- _Written request_
Among the records below, find each line that includes the string "Бойцовский" and copy it.
* START Available records *
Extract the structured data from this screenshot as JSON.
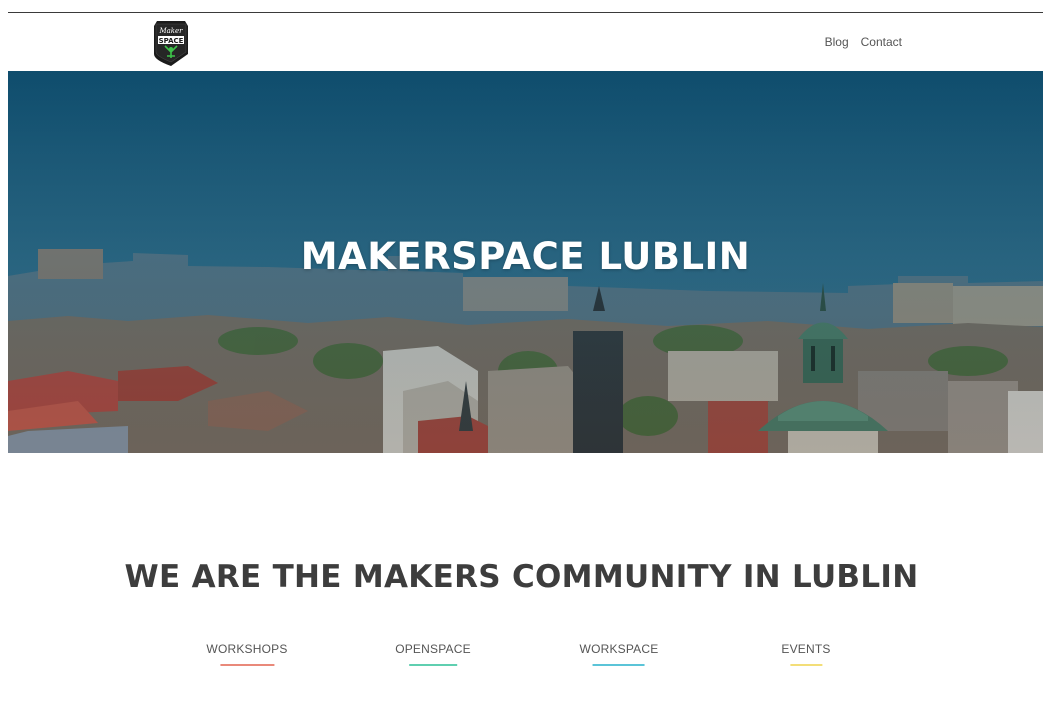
{
  "header": {
    "logo_alt": "Maker Space",
    "nav": [
      {
        "label": "Blog"
      },
      {
        "label": "Contact"
      }
    ]
  },
  "hero": {
    "title": "MAKERSPACE LUBLIN"
  },
  "main": {
    "tagline": "WE ARE THE MAKERS COMMUNITY IN LUBLIN",
    "features": [
      {
        "label": "WORKSHOPS",
        "color": "#e9897a"
      },
      {
        "label": "OPENSPACE",
        "color": "#5fcfb0"
      },
      {
        "label": "WORKSPACE",
        "color": "#5bc4d8"
      },
      {
        "label": "EVENTS",
        "color": "#f3de78"
      }
    ]
  },
  "colors": {
    "hero_tint": "#1c5a78",
    "text_dark": "#3d3d3d"
  }
}
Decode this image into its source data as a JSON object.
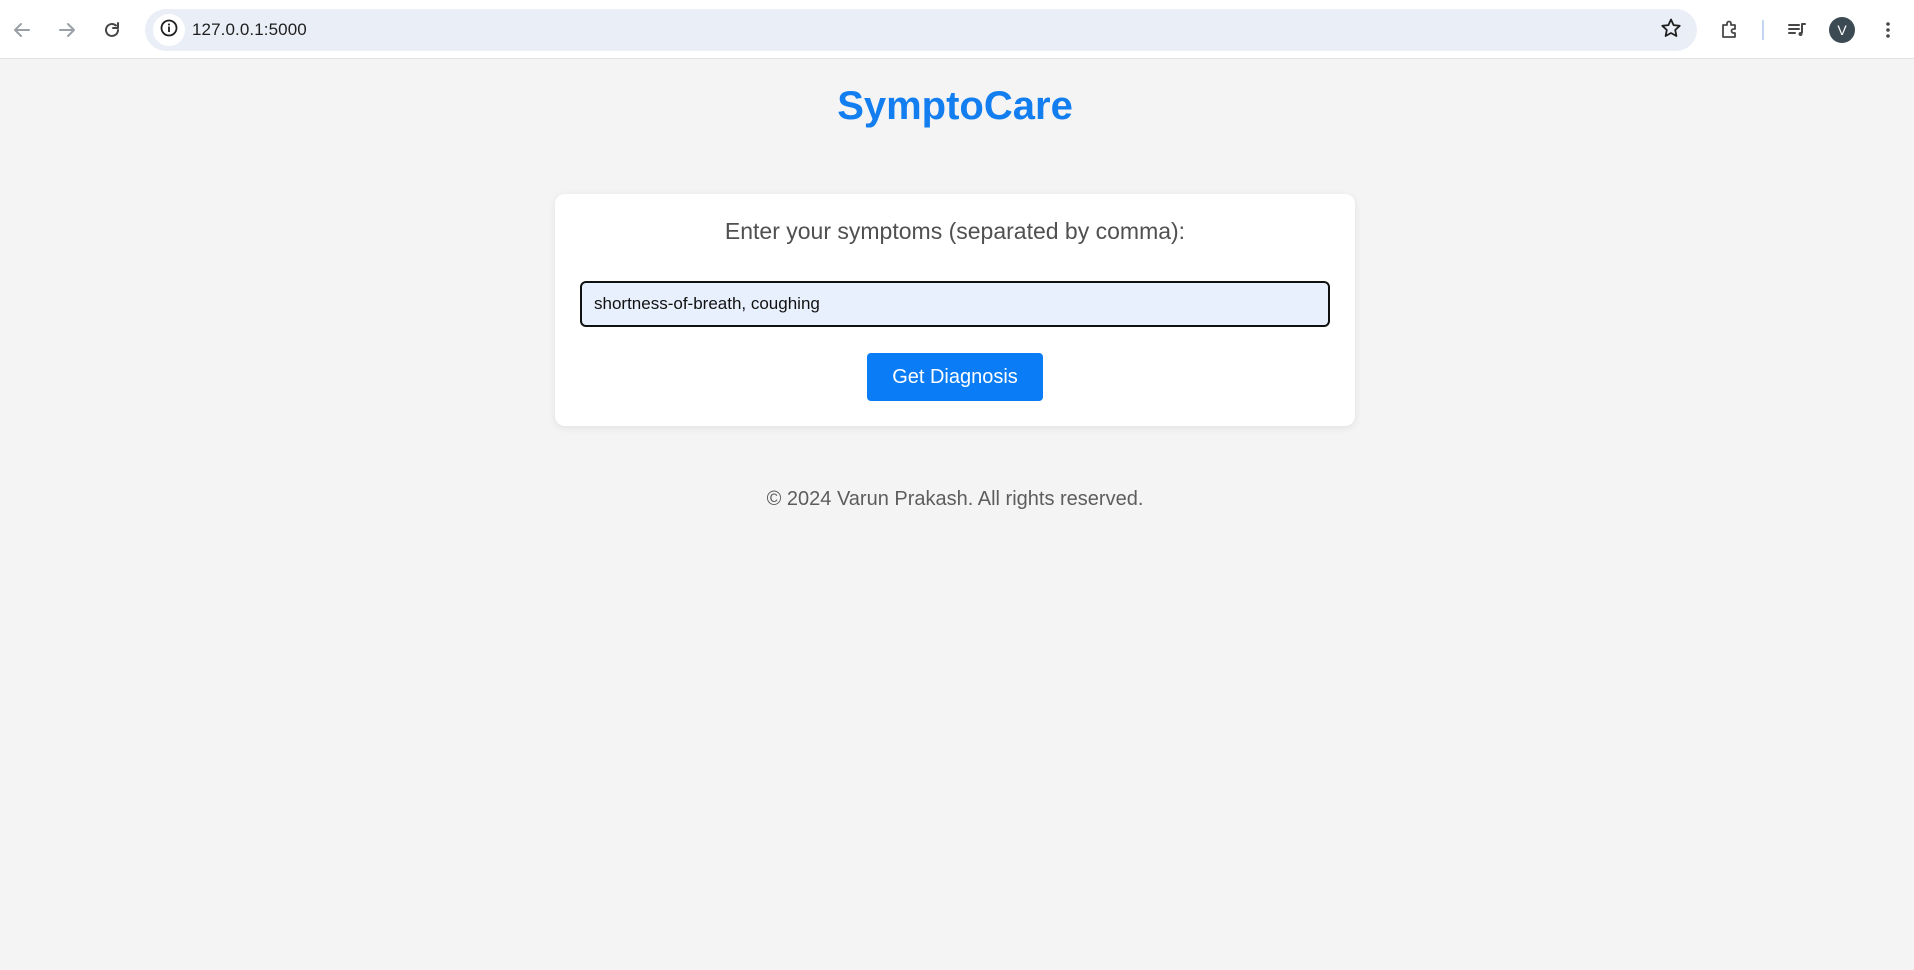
{
  "browser": {
    "url": "127.0.0.1:5000",
    "profile_initial": "V",
    "icons": {
      "back": "back-arrow-icon",
      "forward": "forward-arrow-icon",
      "reload": "reload-icon",
      "site_info": "info-icon",
      "bookmark": "star-icon",
      "extensions": "puzzle-icon",
      "media": "media-queue-icon",
      "menu": "kebab-menu-icon"
    }
  },
  "page": {
    "title": "SymptoCare",
    "title_color": "#127ef0",
    "form": {
      "label": "Enter your symptoms (separated by comma):",
      "input_value": "shortness-of-breath, coughing",
      "button_label": "Get Diagnosis",
      "button_color": "#0a7cf5"
    },
    "footer": "© 2024 Varun Prakash. All rights reserved."
  }
}
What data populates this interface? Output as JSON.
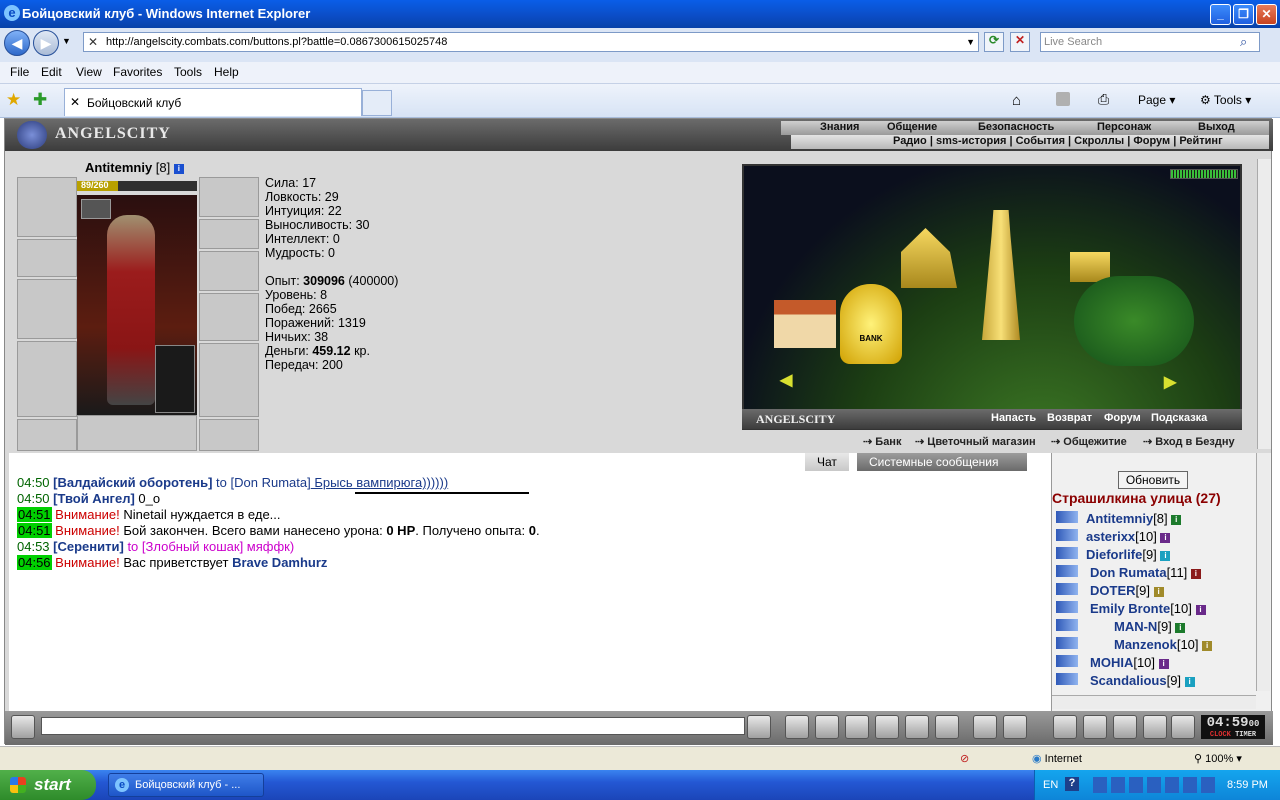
{
  "window": {
    "title": "Бойцовский клуб - Windows Internet Explorer"
  },
  "browser": {
    "url": "http://angelscity.combats.com/buttons.pl?battle=0.0867300615025748",
    "search_placeholder": "Live Search",
    "menu": [
      "File",
      "Edit",
      "View",
      "Favorites",
      "Tools",
      "Help"
    ],
    "tab_title": "Бойцовский клуб",
    "cmd_page": "Page",
    "cmd_tools": "Tools"
  },
  "game": {
    "logo": "ANGELSCITY",
    "top_menu": [
      "Знания",
      "Общение",
      "Безопасность",
      "Персонаж",
      "Выход"
    ],
    "sub_menu": "Радио | sms-история | События | Скроллы | Форум | Рейтинг",
    "character": {
      "name": "Antitemniy",
      "level": "[8]",
      "hp": "89/260",
      "hp_fraction": 0.342,
      "stats": [
        "Сила: 17",
        "Ловкость: 29",
        "Интуиция: 22",
        "Выносливость: 30",
        "Интеллект: 0",
        "Мудрость: 0"
      ],
      "exp_label": "Опыт:",
      "exp_value": "309096",
      "exp_next": "(400000)",
      "level_line": "Уровень: 8",
      "wins": "Побед: 2665",
      "losses": "Поражений: 1319",
      "draws": "Ничьих: 38",
      "money_label": "Деньги:",
      "money_value": "459.12",
      "money_unit": "кр.",
      "transfers": "Передач: 200"
    },
    "map": {
      "label": "ANGELSCITY",
      "links": [
        "Напасть",
        "Возврат",
        "Форум",
        "Подсказка"
      ],
      "bank_sign": "BANK"
    },
    "locations": [
      "Банк",
      "Цветочный магазин",
      "Общежитие",
      "Вход в Бездну"
    ],
    "chat_tabs": [
      "Чат",
      "Системные сообщения"
    ],
    "chat": [
      {
        "time": "04:50",
        "a": "[Валдайский оборотень]",
        "b": " to ",
        "c": "[Don Rumata]",
        "d": " Брысь вампирюга))))))"
      },
      {
        "time": "04:50",
        "a": "[Твой Ангел]",
        "b": " 0_o"
      },
      {
        "time": "04:51",
        "warn": "Внимание!",
        "text": " Ninetail нуждается в еде..."
      },
      {
        "time": "04:51",
        "warn": "Внимание!",
        "text": " Бой закончен. Всего вами нанесено урона: ",
        "b1": "0 HP",
        "text2": ". Получено опыта: ",
        "b2": "0",
        "text3": "."
      },
      {
        "time": "04:53",
        "a": "[Серенити]",
        "b": " to [Злобный кошак] мяффк)"
      },
      {
        "time": "04:56",
        "warn": "Внимание!",
        "text": " Вас приветствует ",
        "b1": "Brave Damhurz"
      }
    ],
    "online": {
      "refresh": "Обновить",
      "room": "Страшилкина улица (27)",
      "users": [
        {
          "name": "Antitemniy",
          "lvl": "[8]"
        },
        {
          "name": "asterixx",
          "lvl": "[10]"
        },
        {
          "name": "Dieforlife",
          "lvl": "[9]"
        },
        {
          "name": "Don Rumata",
          "lvl": "[11]"
        },
        {
          "name": "DOTER",
          "lvl": "[9]"
        },
        {
          "name": "Emily Bronte",
          "lvl": "[10]"
        },
        {
          "name": "MAN-N",
          "lvl": "[9]"
        },
        {
          "name": "Manzenok",
          "lvl": "[10]"
        },
        {
          "name": "MOHIA",
          "lvl": "[10]"
        },
        {
          "name": "Scandalious",
          "lvl": "[9]"
        }
      ]
    },
    "clock": "04:59",
    "clock_sec": "00",
    "clock_label": "CLOCK",
    "timer_label": "TIMER"
  },
  "statusbar": {
    "zone": "Internet",
    "zoom": "100%"
  },
  "taskbar": {
    "start": "start",
    "item": "Бойцовский клуб - ...",
    "lang": "EN",
    "time": "8:59 PM"
  }
}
* END Available records *
- _Exercise solution_
    "title": "Бойцовский клуб - Windows Internet Explorer"
    "tab_title": "Бойцовский клуб",
    "item": "Бойцовский клуб - ...",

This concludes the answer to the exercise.